* begin *

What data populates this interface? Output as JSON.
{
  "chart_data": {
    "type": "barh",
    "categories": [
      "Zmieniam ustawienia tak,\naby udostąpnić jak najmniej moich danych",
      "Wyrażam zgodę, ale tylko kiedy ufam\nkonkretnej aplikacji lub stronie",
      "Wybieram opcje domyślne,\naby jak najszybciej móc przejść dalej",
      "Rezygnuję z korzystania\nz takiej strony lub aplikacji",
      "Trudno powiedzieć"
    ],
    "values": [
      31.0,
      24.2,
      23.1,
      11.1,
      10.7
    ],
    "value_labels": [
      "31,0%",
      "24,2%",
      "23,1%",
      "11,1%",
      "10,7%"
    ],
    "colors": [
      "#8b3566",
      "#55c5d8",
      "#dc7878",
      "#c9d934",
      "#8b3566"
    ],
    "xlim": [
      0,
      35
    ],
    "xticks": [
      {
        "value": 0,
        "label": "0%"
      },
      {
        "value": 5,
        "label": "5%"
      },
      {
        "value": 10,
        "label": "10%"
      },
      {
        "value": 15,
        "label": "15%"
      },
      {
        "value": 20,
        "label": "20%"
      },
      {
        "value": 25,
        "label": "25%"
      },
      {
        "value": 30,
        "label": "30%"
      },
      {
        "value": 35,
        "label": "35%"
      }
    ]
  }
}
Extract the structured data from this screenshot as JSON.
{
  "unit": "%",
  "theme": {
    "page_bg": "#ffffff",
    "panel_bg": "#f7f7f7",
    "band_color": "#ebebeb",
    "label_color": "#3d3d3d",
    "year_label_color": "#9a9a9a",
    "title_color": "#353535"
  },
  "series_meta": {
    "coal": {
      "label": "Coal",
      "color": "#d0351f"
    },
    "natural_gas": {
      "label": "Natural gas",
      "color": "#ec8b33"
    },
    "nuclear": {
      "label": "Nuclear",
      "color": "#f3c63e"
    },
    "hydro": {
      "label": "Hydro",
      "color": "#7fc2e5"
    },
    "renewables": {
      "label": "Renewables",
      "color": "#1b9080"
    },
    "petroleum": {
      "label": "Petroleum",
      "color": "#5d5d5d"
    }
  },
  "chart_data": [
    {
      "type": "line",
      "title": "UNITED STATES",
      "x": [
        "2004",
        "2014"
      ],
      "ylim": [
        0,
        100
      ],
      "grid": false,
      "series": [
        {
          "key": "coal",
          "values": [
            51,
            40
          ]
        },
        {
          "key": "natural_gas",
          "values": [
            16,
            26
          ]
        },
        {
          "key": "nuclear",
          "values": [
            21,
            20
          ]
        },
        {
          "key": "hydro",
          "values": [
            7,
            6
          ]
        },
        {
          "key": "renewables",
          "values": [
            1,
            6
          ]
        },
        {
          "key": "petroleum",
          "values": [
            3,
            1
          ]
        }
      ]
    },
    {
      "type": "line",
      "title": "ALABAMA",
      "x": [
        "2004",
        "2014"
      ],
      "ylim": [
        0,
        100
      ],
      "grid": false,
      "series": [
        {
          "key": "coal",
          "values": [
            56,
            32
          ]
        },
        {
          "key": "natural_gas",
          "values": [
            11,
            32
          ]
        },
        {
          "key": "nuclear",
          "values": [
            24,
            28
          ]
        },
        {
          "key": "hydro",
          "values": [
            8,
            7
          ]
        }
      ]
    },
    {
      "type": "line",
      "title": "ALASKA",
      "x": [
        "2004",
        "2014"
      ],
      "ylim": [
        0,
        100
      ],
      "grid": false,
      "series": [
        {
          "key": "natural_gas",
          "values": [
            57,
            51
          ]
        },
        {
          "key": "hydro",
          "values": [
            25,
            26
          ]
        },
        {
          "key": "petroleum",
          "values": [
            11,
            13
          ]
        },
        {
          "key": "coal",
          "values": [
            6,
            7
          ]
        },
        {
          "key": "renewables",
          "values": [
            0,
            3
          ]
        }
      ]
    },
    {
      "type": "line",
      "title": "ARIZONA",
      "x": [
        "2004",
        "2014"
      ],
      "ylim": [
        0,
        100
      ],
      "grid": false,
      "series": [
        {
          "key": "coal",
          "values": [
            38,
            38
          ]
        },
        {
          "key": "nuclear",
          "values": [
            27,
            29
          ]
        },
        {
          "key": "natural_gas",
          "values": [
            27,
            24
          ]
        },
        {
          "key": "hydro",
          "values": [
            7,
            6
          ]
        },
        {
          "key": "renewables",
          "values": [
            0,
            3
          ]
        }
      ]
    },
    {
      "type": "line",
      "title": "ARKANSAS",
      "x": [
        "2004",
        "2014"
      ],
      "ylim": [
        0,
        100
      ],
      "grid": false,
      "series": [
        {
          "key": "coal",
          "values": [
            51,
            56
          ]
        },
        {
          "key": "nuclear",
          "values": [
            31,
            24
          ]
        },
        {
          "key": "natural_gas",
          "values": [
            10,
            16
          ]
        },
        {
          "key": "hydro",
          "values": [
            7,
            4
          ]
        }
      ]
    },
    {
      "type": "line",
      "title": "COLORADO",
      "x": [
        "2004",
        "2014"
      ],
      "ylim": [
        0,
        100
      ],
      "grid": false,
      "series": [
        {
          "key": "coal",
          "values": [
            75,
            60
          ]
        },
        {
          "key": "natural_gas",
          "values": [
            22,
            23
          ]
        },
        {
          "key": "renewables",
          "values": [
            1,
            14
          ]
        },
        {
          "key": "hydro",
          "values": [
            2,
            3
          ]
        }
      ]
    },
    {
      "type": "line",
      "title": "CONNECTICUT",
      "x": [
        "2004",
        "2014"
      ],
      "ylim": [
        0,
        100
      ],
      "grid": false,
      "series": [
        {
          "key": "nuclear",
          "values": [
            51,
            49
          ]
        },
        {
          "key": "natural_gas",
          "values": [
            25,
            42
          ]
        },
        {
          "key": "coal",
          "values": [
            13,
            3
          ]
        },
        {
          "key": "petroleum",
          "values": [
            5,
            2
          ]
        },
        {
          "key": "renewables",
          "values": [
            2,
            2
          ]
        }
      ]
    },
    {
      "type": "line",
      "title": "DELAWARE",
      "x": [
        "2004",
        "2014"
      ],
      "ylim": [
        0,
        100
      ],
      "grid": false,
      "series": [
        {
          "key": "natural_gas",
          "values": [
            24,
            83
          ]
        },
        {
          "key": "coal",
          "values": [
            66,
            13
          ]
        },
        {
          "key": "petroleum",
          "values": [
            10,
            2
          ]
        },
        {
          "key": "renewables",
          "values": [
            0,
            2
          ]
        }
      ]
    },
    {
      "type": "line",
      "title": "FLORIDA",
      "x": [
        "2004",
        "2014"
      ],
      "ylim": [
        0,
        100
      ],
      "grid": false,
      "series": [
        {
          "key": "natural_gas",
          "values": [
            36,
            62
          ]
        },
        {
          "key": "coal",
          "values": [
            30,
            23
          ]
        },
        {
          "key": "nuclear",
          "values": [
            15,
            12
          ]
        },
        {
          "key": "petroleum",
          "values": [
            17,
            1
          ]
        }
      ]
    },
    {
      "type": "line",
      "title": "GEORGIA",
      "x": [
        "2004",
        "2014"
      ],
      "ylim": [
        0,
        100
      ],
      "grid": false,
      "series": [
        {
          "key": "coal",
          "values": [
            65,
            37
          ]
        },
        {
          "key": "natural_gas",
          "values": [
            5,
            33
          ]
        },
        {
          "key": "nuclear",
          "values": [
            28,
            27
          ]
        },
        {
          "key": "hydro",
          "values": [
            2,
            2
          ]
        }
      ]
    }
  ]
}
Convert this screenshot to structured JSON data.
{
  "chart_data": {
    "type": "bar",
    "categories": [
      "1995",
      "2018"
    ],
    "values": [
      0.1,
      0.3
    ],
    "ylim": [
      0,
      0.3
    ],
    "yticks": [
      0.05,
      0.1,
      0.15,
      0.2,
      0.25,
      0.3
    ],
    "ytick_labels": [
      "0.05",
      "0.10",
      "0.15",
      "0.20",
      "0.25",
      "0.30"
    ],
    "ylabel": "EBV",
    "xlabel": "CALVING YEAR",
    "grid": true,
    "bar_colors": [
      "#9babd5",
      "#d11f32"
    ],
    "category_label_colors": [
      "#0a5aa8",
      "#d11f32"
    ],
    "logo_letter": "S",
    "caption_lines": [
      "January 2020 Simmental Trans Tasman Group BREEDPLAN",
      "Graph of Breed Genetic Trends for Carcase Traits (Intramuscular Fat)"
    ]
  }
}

* end *

• _What you are asked to do_: Copy each line above that contains the word "structured".

• _Exercise result_:
Extract the structured data from this screenshot as JSON.
Convert this screenshot to structured JSON data.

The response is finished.